- What needs to be done -
Would you write out the listing verbatim and skip every picture in it?

- Information shown -
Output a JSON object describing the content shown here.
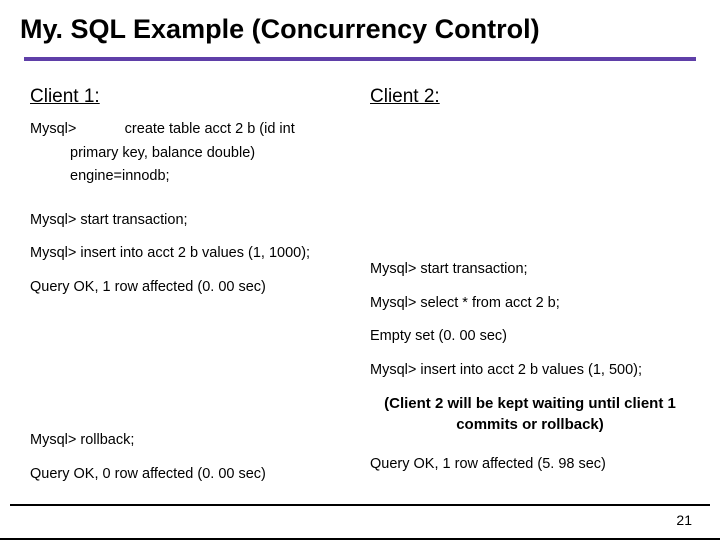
{
  "title": "My. SQL Example (Concurrency Control)",
  "client1": {
    "heading": "Client 1:",
    "l1a": "Mysql>            create table acct 2 b (id int",
    "l1b": "primary key, balance double)",
    "l1c": "engine=innodb;",
    "l2": "Mysql> start transaction;",
    "l3": "Mysql> insert into acct 2 b values (1, 1000);",
    "l4": "Query OK, 1 row affected (0. 00 sec)",
    "l5": "Mysql> rollback;",
    "l6": "Query OK, 0 row affected (0. 00 sec)"
  },
  "client2": {
    "heading": "Client 2:",
    "l1": "Mysql> start transaction;",
    "l2": "Mysql> select * from acct 2 b;",
    "l3": "Empty set (0. 00 sec)",
    "l4": "Mysql> insert into acct 2 b values (1, 500);",
    "note": "(Client 2 will be kept waiting until client 1 commits or rollback)",
    "l5": "Query OK, 1 row affected (5. 98 sec)"
  },
  "slide_number": "21"
}
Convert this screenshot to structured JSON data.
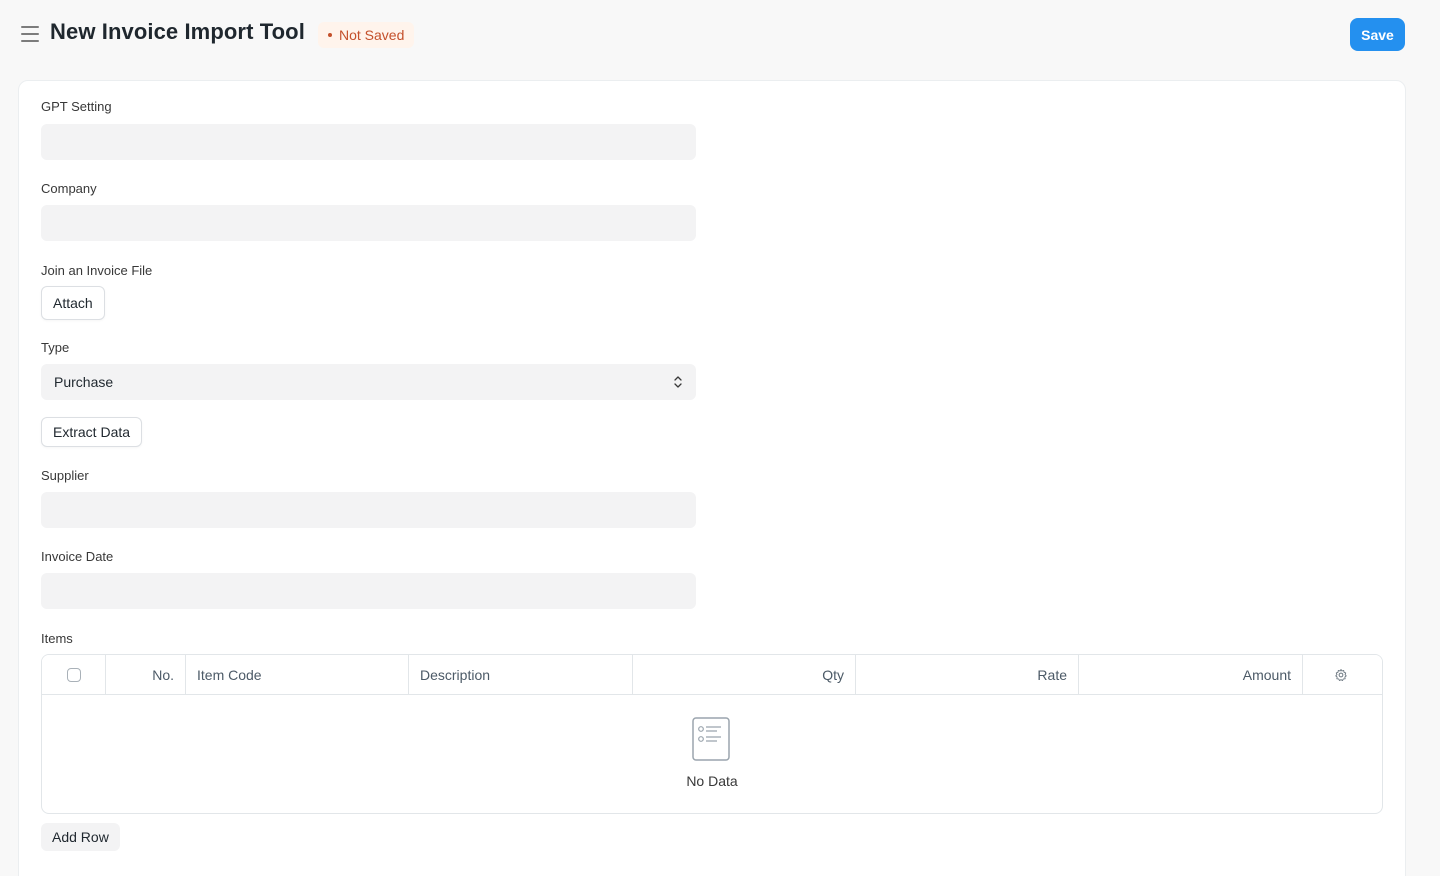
{
  "header": {
    "title": "New Invoice Import Tool",
    "status": "Not Saved",
    "save_label": "Save"
  },
  "form": {
    "gpt_setting": {
      "label": "GPT Setting",
      "value": ""
    },
    "company": {
      "label": "Company",
      "value": ""
    },
    "invoice_file": {
      "label": "Join an Invoice File",
      "button": "Attach"
    },
    "type": {
      "label": "Type",
      "value": "Purchase"
    },
    "extract_button": "Extract Data",
    "supplier": {
      "label": "Supplier",
      "value": ""
    },
    "invoice_date": {
      "label": "Invoice Date",
      "value": ""
    },
    "items": {
      "label": "Items",
      "columns": [
        "No.",
        "Item Code",
        "Description",
        "Qty",
        "Rate",
        "Amount"
      ],
      "empty_text": "No Data",
      "add_row": "Add Row"
    }
  },
  "colors": {
    "primary": "#2490ef",
    "status_bg": "#fff4ec",
    "status_text": "#c4502b",
    "control_bg": "#f3f3f4"
  },
  "icons": {
    "menu": "hamburger-icon",
    "select": "chevron-up-down-icon",
    "settings": "gear-icon",
    "empty": "list-document-icon"
  }
}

- Finished task -
Output a JSON object describing the content shown here.
{
  "title": "My. SQL Example (Concurrency Control)",
  "client1": {
    "heading": "Client 1:",
    "l1a": "Mysql>            create table acct 2 b (id int",
    "l1b": "primary key, balance double)",
    "l1c": "engine=innodb;",
    "l2": "Mysql> start transaction;",
    "l3": "Mysql> insert into acct 2 b values (1, 1000);",
    "l4": "Query OK, 1 row affected (0. 00 sec)",
    "l5": "Mysql> rollback;",
    "l6": "Query OK, 0 row affected (0. 00 sec)"
  },
  "client2": {
    "heading": "Client 2:",
    "l1": "Mysql> start transaction;",
    "l2": "Mysql> select * from acct 2 b;",
    "l3": "Empty set (0. 00 sec)",
    "l4": "Mysql> insert into acct 2 b values (1, 500);",
    "note": "(Client 2 will be kept waiting until client 1 commits or rollback)",
    "l5": "Query OK, 1 row affected (5. 98 sec)"
  },
  "slide_number": "21"
}
Convert this screenshot to structured JSON data.
{
  "header": {
    "title": "New Invoice Import Tool",
    "status": "Not Saved",
    "save_label": "Save"
  },
  "form": {
    "gpt_setting": {
      "label": "GPT Setting",
      "value": ""
    },
    "company": {
      "label": "Company",
      "value": ""
    },
    "invoice_file": {
      "label": "Join an Invoice File",
      "button": "Attach"
    },
    "type": {
      "label": "Type",
      "value": "Purchase"
    },
    "extract_button": "Extract Data",
    "supplier": {
      "label": "Supplier",
      "value": ""
    },
    "invoice_date": {
      "label": "Invoice Date",
      "value": ""
    },
    "items": {
      "label": "Items",
      "columns": [
        "No.",
        "Item Code",
        "Description",
        "Qty",
        "Rate",
        "Amount"
      ],
      "empty_text": "No Data",
      "add_row": "Add Row"
    }
  },
  "colors": {
    "primary": "#2490ef",
    "status_bg": "#fff4ec",
    "status_text": "#c4502b",
    "control_bg": "#f3f3f4"
  },
  "icons": {
    "menu": "hamburger-icon",
    "select": "chevron-up-down-icon",
    "settings": "gear-icon",
    "empty": "list-document-icon"
  }
}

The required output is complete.